**Challenge:** Copy out the data exactly, leaving the pictures behind.

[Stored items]
------------------------------------

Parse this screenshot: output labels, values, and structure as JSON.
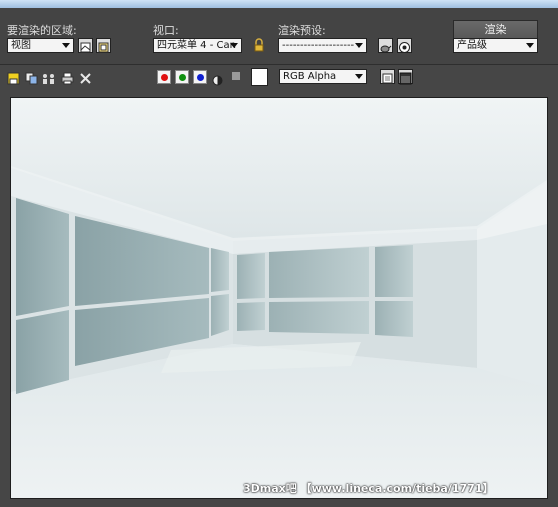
{
  "toolbar": {
    "area_label": "要渲染的区域:",
    "area_value": "视图",
    "viewport_label": "视口:",
    "viewport_value": "四元菜单 4 - Can",
    "preset_label": "渲染预设:",
    "preset_value": "--------------------",
    "render_button": "渲染",
    "quality_value": "产品级"
  },
  "frame_toolbar": {
    "channel_value": "RGB Alpha"
  },
  "render": {
    "watermark": "3Dmax吧 【www.lineca.com/tieba/1771】"
  },
  "colors": {
    "red": "#e01010",
    "green": "#109010",
    "blue": "#1020d0"
  }
}
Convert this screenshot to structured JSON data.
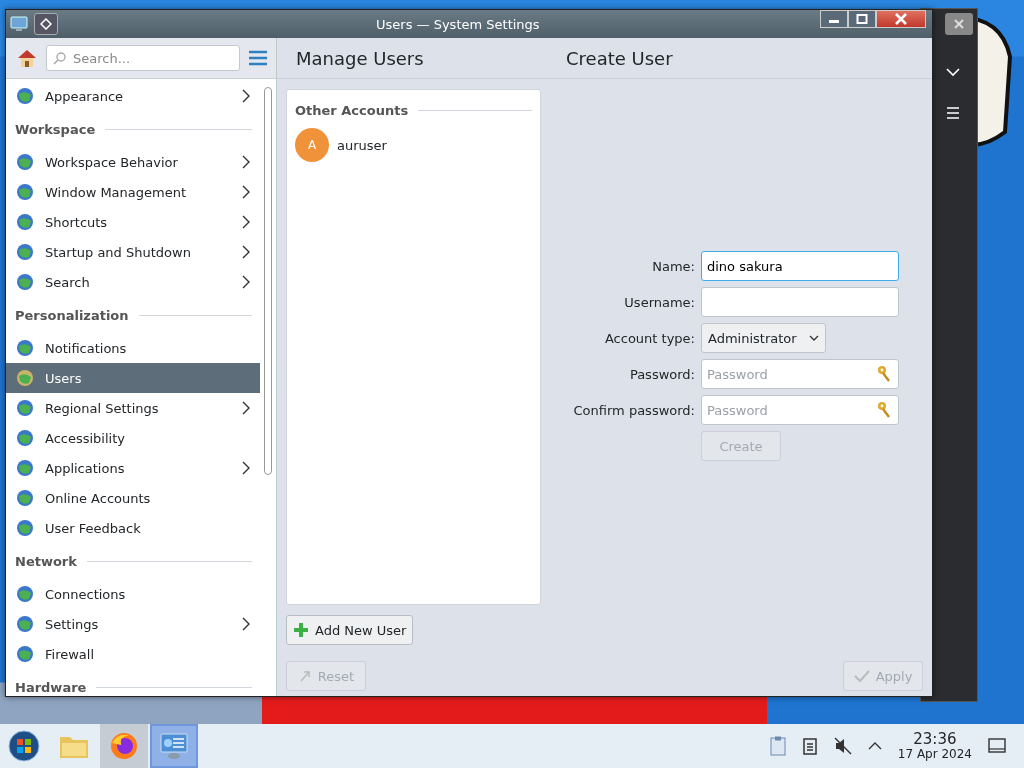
{
  "window": {
    "title": "Users — System Settings"
  },
  "sidebar": {
    "search": {
      "placeholder": "Search..."
    },
    "sections": [
      {
        "items": [
          {
            "label": "Appearance",
            "selected": false,
            "expandable": true
          }
        ]
      },
      {
        "header": "Workspace",
        "items": [
          {
            "label": "Workspace Behavior",
            "selected": false,
            "expandable": true
          },
          {
            "label": "Window Management",
            "selected": false,
            "expandable": true
          },
          {
            "label": "Shortcuts",
            "selected": false,
            "expandable": true
          },
          {
            "label": "Startup and Shutdown",
            "selected": false,
            "expandable": true
          },
          {
            "label": "Search",
            "selected": false,
            "expandable": true
          }
        ]
      },
      {
        "header": "Personalization",
        "items": [
          {
            "label": "Notifications",
            "selected": false,
            "expandable": false
          },
          {
            "label": "Users",
            "selected": true,
            "expandable": false
          },
          {
            "label": "Regional Settings",
            "selected": false,
            "expandable": true
          },
          {
            "label": "Accessibility",
            "selected": false,
            "expandable": false
          },
          {
            "label": "Applications",
            "selected": false,
            "expandable": true
          },
          {
            "label": "Online Accounts",
            "selected": false,
            "expandable": false
          },
          {
            "label": "User Feedback",
            "selected": false,
            "expandable": false
          }
        ]
      },
      {
        "header": "Network",
        "items": [
          {
            "label": "Connections",
            "selected": false,
            "expandable": false
          },
          {
            "label": "Settings",
            "selected": false,
            "expandable": true
          },
          {
            "label": "Firewall",
            "selected": false,
            "expandable": false
          }
        ]
      },
      {
        "header": "Hardware"
      }
    ]
  },
  "manage_users": {
    "title": "Manage Users",
    "list_header": "Other Accounts",
    "users": [
      {
        "initial": "A",
        "name": "auruser",
        "selected": false
      }
    ],
    "add_button": "Add New User"
  },
  "create_user": {
    "title": "Create User",
    "fields": [
      {
        "kind": "text",
        "label": "Name:",
        "value": "dino sakura",
        "focused": true
      },
      {
        "kind": "text",
        "label": "Username:",
        "focused": false
      },
      {
        "kind": "select",
        "label": "Account type:",
        "value": "Administrator"
      },
      {
        "kind": "password",
        "label": "Password:",
        "placeholder": "Password",
        "focused": false
      },
      {
        "kind": "password",
        "label": "Confirm password:",
        "placeholder": "Password",
        "focused": false
      }
    ],
    "create_button": {
      "label": "Create",
      "disabled": true
    }
  },
  "footer": {
    "reset": {
      "label": "Reset",
      "disabled": true
    },
    "apply": {
      "label": "Apply",
      "disabled": true
    }
  },
  "taskbar": {
    "apps": [
      {
        "kind": "start",
        "selected": false,
        "hovered": false
      },
      {
        "kind": "files",
        "selected": false,
        "hovered": false
      },
      {
        "kind": "browser",
        "selected": false,
        "hovered": true
      },
      {
        "kind": "settings",
        "selected": true,
        "hovered": false
      }
    ],
    "clock": {
      "time": "23:36",
      "date": "17 Apr 2024"
    }
  }
}
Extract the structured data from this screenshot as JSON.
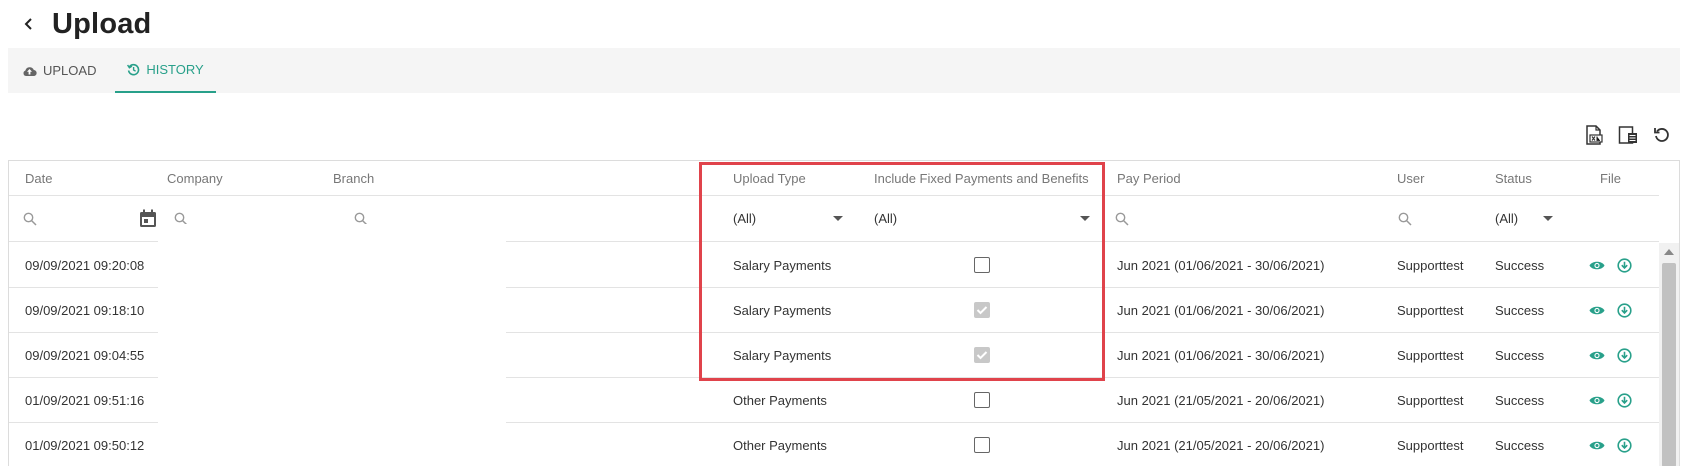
{
  "header": {
    "title": "Upload",
    "back_icon": "chevron-left-icon"
  },
  "tabs": [
    {
      "label": "UPLOAD",
      "icon": "cloud-upload-icon",
      "active": false
    },
    {
      "label": "HISTORY",
      "icon": "history-icon",
      "active": true
    }
  ],
  "toolbar": [
    {
      "icon": "export-excel-icon"
    },
    {
      "icon": "column-chooser-icon"
    },
    {
      "icon": "refresh-icon"
    }
  ],
  "colors": {
    "accent": "#28a08a",
    "highlight": "#e0434b"
  },
  "grid": {
    "columns": [
      "Date",
      "Company",
      "Branch",
      "Upload Type",
      "Include Fixed Payments and Benefits",
      "Pay Period",
      "User",
      "Status",
      "File"
    ],
    "filters": {
      "upload_type": "(All)",
      "include_fixed": "(All)",
      "status": "(All)"
    },
    "rows": [
      {
        "date": "09/09/2021 09:20:08",
        "upload_type": "Salary Payments",
        "include_fixed": false,
        "pay_period": "Jun 2021 (01/06/2021 - 30/06/2021)",
        "user": "Supporttest",
        "status": "Success"
      },
      {
        "date": "09/09/2021 09:18:10",
        "upload_type": "Salary Payments",
        "include_fixed": true,
        "pay_period": "Jun 2021 (01/06/2021 - 30/06/2021)",
        "user": "Supporttest",
        "status": "Success"
      },
      {
        "date": "09/09/2021 09:04:55",
        "upload_type": "Salary Payments",
        "include_fixed": true,
        "pay_period": "Jun 2021 (01/06/2021 - 30/06/2021)",
        "user": "Supporttest",
        "status": "Success"
      },
      {
        "date": "01/09/2021 09:51:16",
        "upload_type": "Other Payments",
        "include_fixed": false,
        "pay_period": "Jun 2021 (21/05/2021 - 20/06/2021)",
        "user": "Supporttest",
        "status": "Success"
      },
      {
        "date": "01/09/2021 09:50:12",
        "upload_type": "Other Payments",
        "include_fixed": false,
        "pay_period": "Jun 2021 (21/05/2021 - 20/06/2021)",
        "user": "Supporttest",
        "status": "Success"
      }
    ]
  }
}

------------------------------------

**Written answer:**
Parse this screenshot: output labels, values, and structure as JSON.
{
  "toolbar": {
    "area_label": "要渲染的区域:",
    "area_value": "视图",
    "viewport_label": "视口:",
    "viewport_value": "四元菜单 4 - Can",
    "preset_label": "渲染预设:",
    "preset_value": "--------------------",
    "render_button": "渲染",
    "quality_value": "产品级"
  },
  "frame_toolbar": {
    "channel_value": "RGB Alpha"
  },
  "render": {
    "watermark": "3Dmax吧 【www.lineca.com/tieba/1771】"
  },
  "colors": {
    "red": "#e01010",
    "green": "#109010",
    "blue": "#1020d0"
  }
}
Convert this screenshot to structured JSON data.
{
  "window": {
    "title": "Users — System Settings"
  },
  "sidebar": {
    "search": {
      "placeholder": "Search..."
    },
    "sections": [
      {
        "items": [
          {
            "label": "Appearance",
            "selected": false,
            "expandable": true
          }
        ]
      },
      {
        "header": "Workspace",
        "items": [
          {
            "label": "Workspace Behavior",
            "selected": false,
            "expandable": true
          },
          {
            "label": "Window Management",
            "selected": false,
            "expandable": true
          },
          {
            "label": "Shortcuts",
            "selected": false,
            "expandable": true
          },
          {
            "label": "Startup and Shutdown",
            "selected": false,
            "expandable": true
          },
          {
            "label": "Search",
            "selected": false,
            "expandable": true
          }
        ]
      },
      {
        "header": "Personalization",
        "items": [
          {
            "label": "Notifications",
            "selected": false,
            "expandable": false
          },
          {
            "label": "Users",
            "selected": true,
            "expandable": false
          },
          {
            "label": "Regional Settings",
            "selected": false,
            "expandable": true
          },
          {
            "label": "Accessibility",
            "selected": false,
            "expandable": false
          },
          {
            "label": "Applications",
            "selected": false,
            "expandable": true
          },
          {
            "label": "Online Accounts",
            "selected": false,
            "expandable": false
          },
          {
            "label": "User Feedback",
            "selected": false,
            "expandable": false
          }
        ]
      },
      {
        "header": "Network",
        "items": [
          {
            "label": "Connections",
            "selected": false,
            "expandable": false
          },
          {
            "label": "Settings",
            "selected": false,
            "expandable": true
          },
          {
            "label": "Firewall",
            "selected": false,
            "expandable": false
          }
        ]
      },
      {
        "header": "Hardware"
      }
    ]
  },
  "manage_users": {
    "title": "Manage Users",
    "list_header": "Other Accounts",
    "users": [
      {
        "initial": "A",
        "name": "auruser",
        "selected": false
      }
    ],
    "add_button": "Add New User"
  },
  "create_user": {
    "title": "Create User",
    "fields": [
      {
        "kind": "text",
        "label": "Name:",
        "value": "dino sakura",
        "focused": true
      },
      {
        "kind": "text",
        "label": "Username:",
        "focused": false
      },
      {
        "kind": "select",
        "label": "Account type:",
        "value": "Administrator"
      },
      {
        "kind": "password",
        "label": "Password:",
        "placeholder": "Password",
        "focused": false
      },
      {
        "kind": "password",
        "label": "Confirm password:",
        "placeholder": "Password",
        "focused": false
      }
    ],
    "create_button": {
      "label": "Create",
      "disabled": true
    }
  },
  "footer": {
    "reset": {
      "label": "Reset",
      "disabled": true
    },
    "apply": {
      "label": "Apply",
      "disabled": true
    }
  },
  "taskbar": {
    "apps": [
      {
        "kind": "start",
        "selected": false,
        "hovered": false
      },
      {
        "kind": "files",
        "selected": false,
        "hovered": false
      },
      {
        "kind": "browser",
        "selected": false,
        "hovered": true
      },
      {
        "kind": "settings",
        "selected": true,
        "hovered": false
      }
    ],
    "clock": {
      "time": "23:36",
      "date": "17 Apr 2024"
    }
  }
}
Extract the structured data from this screenshot as JSON.
{
  "header": {
    "title": "Upload",
    "back_icon": "chevron-left-icon"
  },
  "tabs": [
    {
      "label": "UPLOAD",
      "icon": "cloud-upload-icon",
      "active": false
    },
    {
      "label": "HISTORY",
      "icon": "history-icon",
      "active": true
    }
  ],
  "toolbar": [
    {
      "icon": "export-excel-icon"
    },
    {
      "icon": "column-chooser-icon"
    },
    {
      "icon": "refresh-icon"
    }
  ],
  "colors": {
    "accent": "#28a08a",
    "highlight": "#e0434b"
  },
  "grid": {
    "columns": [
      "Date",
      "Company",
      "Branch",
      "Upload Type",
      "Include Fixed Payments and Benefits",
      "Pay Period",
      "User",
      "Status",
      "File"
    ],
    "filters": {
      "upload_type": "(All)",
      "include_fixed": "(All)",
      "status": "(All)"
    },
    "rows": [
      {
        "date": "09/09/2021 09:20:08",
        "upload_type": "Salary Payments",
        "include_fixed": false,
        "pay_period": "Jun 2021 (01/06/2021 - 30/06/2021)",
        "user": "Supporttest",
        "status": "Success"
      },
      {
        "date": "09/09/2021 09:18:10",
        "upload_type": "Salary Payments",
        "include_fixed": true,
        "pay_period": "Jun 2021 (01/06/2021 - 30/06/2021)",
        "user": "Supporttest",
        "status": "Success"
      },
      {
        "date": "09/09/2021 09:04:55",
        "upload_type": "Salary Payments",
        "include_fixed": true,
        "pay_period": "Jun 2021 (01/06/2021 - 30/06/2021)",
        "user": "Supporttest",
        "status": "Success"
      },
      {
        "date": "01/09/2021 09:51:16",
        "upload_type": "Other Payments",
        "include_fixed": false,
        "pay_period": "Jun 2021 (21/05/2021 - 20/06/2021)",
        "user": "Supporttest",
        "status": "Success"
      },
      {
        "date": "01/09/2021 09:50:12",
        "upload_type": "Other Payments",
        "include_fixed": false,
        "pay_period": "Jun 2021 (21/05/2021 - 20/06/2021)",
        "user": "Supporttest",
        "status": "Success"
      }
    ]
  }
}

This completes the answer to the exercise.